__Input for this task__.
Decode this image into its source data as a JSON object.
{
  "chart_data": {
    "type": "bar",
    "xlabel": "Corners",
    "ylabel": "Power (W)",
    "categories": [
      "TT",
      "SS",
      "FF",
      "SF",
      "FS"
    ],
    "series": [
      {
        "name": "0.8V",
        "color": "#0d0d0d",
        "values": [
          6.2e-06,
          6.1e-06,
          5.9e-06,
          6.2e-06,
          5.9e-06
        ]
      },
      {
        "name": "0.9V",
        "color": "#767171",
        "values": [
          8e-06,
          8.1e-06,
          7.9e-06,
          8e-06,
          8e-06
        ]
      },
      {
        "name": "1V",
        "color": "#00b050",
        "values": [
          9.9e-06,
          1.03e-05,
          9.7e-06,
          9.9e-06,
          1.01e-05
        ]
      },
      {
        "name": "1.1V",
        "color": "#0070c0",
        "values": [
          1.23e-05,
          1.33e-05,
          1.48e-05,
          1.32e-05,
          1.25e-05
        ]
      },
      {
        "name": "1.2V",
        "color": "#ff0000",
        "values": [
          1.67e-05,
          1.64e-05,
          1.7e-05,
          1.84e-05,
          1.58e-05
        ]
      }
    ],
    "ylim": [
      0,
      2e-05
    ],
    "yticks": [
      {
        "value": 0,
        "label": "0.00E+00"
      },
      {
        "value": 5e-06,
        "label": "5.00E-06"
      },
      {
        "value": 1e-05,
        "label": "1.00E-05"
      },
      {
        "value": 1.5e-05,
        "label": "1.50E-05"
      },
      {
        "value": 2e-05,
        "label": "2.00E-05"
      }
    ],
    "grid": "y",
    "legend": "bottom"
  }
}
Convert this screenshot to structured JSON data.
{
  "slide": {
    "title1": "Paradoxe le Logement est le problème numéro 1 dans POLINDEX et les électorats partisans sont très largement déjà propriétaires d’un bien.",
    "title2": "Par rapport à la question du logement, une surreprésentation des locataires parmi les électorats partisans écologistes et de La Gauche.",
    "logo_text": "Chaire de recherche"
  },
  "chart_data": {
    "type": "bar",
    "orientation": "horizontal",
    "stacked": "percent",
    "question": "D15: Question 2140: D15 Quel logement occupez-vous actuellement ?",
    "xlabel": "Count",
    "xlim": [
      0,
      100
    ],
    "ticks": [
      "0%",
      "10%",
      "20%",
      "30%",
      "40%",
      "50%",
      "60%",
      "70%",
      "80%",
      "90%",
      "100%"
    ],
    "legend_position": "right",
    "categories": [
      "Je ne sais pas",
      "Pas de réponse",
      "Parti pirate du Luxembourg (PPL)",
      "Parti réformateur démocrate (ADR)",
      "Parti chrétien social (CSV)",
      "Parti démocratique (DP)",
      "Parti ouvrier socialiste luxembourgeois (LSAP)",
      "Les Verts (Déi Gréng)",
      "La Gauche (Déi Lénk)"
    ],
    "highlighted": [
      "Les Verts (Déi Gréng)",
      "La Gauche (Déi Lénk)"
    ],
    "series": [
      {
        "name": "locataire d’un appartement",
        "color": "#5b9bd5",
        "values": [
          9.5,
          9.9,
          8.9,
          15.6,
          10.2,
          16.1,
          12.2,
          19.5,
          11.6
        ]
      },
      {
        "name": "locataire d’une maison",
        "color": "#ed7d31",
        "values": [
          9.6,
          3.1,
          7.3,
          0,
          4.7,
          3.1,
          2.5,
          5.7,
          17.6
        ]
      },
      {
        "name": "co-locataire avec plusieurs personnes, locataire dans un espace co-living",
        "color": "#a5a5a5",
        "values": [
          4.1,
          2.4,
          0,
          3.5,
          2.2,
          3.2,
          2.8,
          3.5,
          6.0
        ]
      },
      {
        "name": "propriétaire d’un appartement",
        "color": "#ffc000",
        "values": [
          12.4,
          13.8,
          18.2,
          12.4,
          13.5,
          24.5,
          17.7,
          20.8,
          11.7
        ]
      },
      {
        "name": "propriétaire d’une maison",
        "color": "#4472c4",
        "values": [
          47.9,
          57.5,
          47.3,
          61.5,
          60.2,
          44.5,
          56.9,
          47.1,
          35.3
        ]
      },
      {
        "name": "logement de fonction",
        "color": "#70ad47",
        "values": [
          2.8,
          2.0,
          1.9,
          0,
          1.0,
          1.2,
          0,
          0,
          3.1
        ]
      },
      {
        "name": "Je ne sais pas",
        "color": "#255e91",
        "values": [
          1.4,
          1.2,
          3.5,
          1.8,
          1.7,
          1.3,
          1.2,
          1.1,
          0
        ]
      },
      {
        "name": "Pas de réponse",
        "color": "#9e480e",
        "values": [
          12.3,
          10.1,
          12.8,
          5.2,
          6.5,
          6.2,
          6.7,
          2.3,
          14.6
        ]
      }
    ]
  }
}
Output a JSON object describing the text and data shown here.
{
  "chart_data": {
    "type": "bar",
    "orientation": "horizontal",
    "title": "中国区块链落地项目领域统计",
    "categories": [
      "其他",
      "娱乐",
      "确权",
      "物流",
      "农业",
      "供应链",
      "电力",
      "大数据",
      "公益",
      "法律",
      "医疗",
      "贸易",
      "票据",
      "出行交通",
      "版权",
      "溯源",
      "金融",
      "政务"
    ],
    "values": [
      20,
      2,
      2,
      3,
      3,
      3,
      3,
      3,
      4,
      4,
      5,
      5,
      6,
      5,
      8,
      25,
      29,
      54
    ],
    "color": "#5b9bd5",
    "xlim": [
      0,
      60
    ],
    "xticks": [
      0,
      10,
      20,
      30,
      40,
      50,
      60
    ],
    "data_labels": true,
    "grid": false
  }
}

__The exercise__.
Write out every entry again exactly, please, with nothing missing.

__Exercise response__.
Decode this image into its source data as a JSON object.
{
  "chart_data": {
    "type": "bar",
    "xlabel": "Corners",
    "ylabel": "Power (W)",
    "categories": [
      "TT",
      "SS",
      "FF",
      "SF",
      "FS"
    ],
    "series": [
      {
        "name": "0.8V",
        "color": "#0d0d0d",
        "values": [
          6.2e-06,
          6.1e-06,
          5.9e-06,
          6.2e-06,
          5.9e-06
        ]
      },
      {
        "name": "0.9V",
        "color": "#767171",
        "values": [
          8e-06,
          8.1e-06,
          7.9e-06,
          8e-06,
          8e-06
        ]
      },
      {
        "name": "1V",
        "color": "#00b050",
        "values": [
          9.9e-06,
          1.03e-05,
          9.7e-06,
          9.9e-06,
          1.01e-05
        ]
      },
      {
        "name": "1.1V",
        "color": "#0070c0",
        "values": [
          1.23e-05,
          1.33e-05,
          1.48e-05,
          1.32e-05,
          1.25e-05
        ]
      },
      {
        "name": "1.2V",
        "color": "#ff0000",
        "values": [
          1.67e-05,
          1.64e-05,
          1.7e-05,
          1.84e-05,
          1.58e-05
        ]
      }
    ],
    "ylim": [
      0,
      2e-05
    ],
    "yticks": [
      {
        "value": 0,
        "label": "0.00E+00"
      },
      {
        "value": 5e-06,
        "label": "5.00E-06"
      },
      {
        "value": 1e-05,
        "label": "1.00E-05"
      },
      {
        "value": 1.5e-05,
        "label": "1.50E-05"
      },
      {
        "value": 2e-05,
        "label": "2.00E-05"
      }
    ],
    "grid": "y",
    "legend": "bottom"
  }
}
Convert this screenshot to structured JSON data.
{
  "slide": {
    "title1": "Paradoxe le Logement est le problème numéro 1 dans POLINDEX et les électorats partisans sont très largement déjà propriétaires d’un bien.",
    "title2": "Par rapport à la question du logement, une surreprésentation des locataires parmi les électorats partisans écologistes et de La Gauche.",
    "logo_text": "Chaire de recherche"
  },
  "chart_data": {
    "type": "bar",
    "orientation": "horizontal",
    "stacked": "percent",
    "question": "D15: Question 2140: D15 Quel logement occupez-vous actuellement ?",
    "xlabel": "Count",
    "xlim": [
      0,
      100
    ],
    "ticks": [
      "0%",
      "10%",
      "20%",
      "30%",
      "40%",
      "50%",
      "60%",
      "70%",
      "80%",
      "90%",
      "100%"
    ],
    "legend_position": "right",
    "categories": [
      "Je ne sais pas",
      "Pas de réponse",
      "Parti pirate du Luxembourg (PPL)",
      "Parti réformateur démocrate (ADR)",
      "Parti chrétien social (CSV)",
      "Parti démocratique (DP)",
      "Parti ouvrier socialiste luxembourgeois (LSAP)",
      "Les Verts (Déi Gréng)",
      "La Gauche (Déi Lénk)"
    ],
    "highlighted": [
      "Les Verts (Déi Gréng)",
      "La Gauche (Déi Lénk)"
    ],
    "series": [
      {
        "name": "locataire d’un appartement",
        "color": "#5b9bd5",
        "values": [
          9.5,
          9.9,
          8.9,
          15.6,
          10.2,
          16.1,
          12.2,
          19.5,
          11.6
        ]
      },
      {
        "name": "locataire d’une maison",
        "color": "#ed7d31",
        "values": [
          9.6,
          3.1,
          7.3,
          0,
          4.7,
          3.1,
          2.5,
          5.7,
          17.6
        ]
      },
      {
        "name": "co-locataire avec plusieurs personnes, locataire dans un espace co-living",
        "color": "#a5a5a5",
        "values": [
          4.1,
          2.4,
          0,
          3.5,
          2.2,
          3.2,
          2.8,
          3.5,
          6.0
        ]
      },
      {
        "name": "propriétaire d’un appartement",
        "color": "#ffc000",
        "values": [
          12.4,
          13.8,
          18.2,
          12.4,
          13.5,
          24.5,
          17.7,
          20.8,
          11.7
        ]
      },
      {
        "name": "propriétaire d’une maison",
        "color": "#4472c4",
        "values": [
          47.9,
          57.5,
          47.3,
          61.5,
          60.2,
          44.5,
          56.9,
          47.1,
          35.3
        ]
      },
      {
        "name": "logement de fonction",
        "color": "#70ad47",
        "values": [
          2.8,
          2.0,
          1.9,
          0,
          1.0,
          1.2,
          0,
          0,
          3.1
        ]
      },
      {
        "name": "Je ne sais pas",
        "color": "#255e91",
        "values": [
          1.4,
          1.2,
          3.5,
          1.8,
          1.7,
          1.3,
          1.2,
          1.1,
          0
        ]
      },
      {
        "name": "Pas de réponse",
        "color": "#9e480e",
        "values": [
          12.3,
          10.1,
          12.8,
          5.2,
          6.5,
          6.2,
          6.7,
          2.3,
          14.6
        ]
      }
    ]
  }
}
Output a JSON object describing the text and data shown here.
{
  "chart_data": {
    "type": "bar",
    "orientation": "horizontal",
    "title": "中国区块链落地项目领域统计",
    "categories": [
      "其他",
      "娱乐",
      "确权",
      "物流",
      "农业",
      "供应链",
      "电力",
      "大数据",
      "公益",
      "法律",
      "医疗",
      "贸易",
      "票据",
      "出行交通",
      "版权",
      "溯源",
      "金融",
      "政务"
    ],
    "values": [
      20,
      2,
      2,
      3,
      3,
      3,
      3,
      3,
      4,
      4,
      5,
      5,
      6,
      5,
      8,
      25,
      29,
      54
    ],
    "color": "#5b9bd5",
    "xlim": [
      0,
      60
    ],
    "xticks": [
      0,
      10,
      20,
      30,
      40,
      50,
      60
    ],
    "data_labels": true,
    "grid": false
  }
}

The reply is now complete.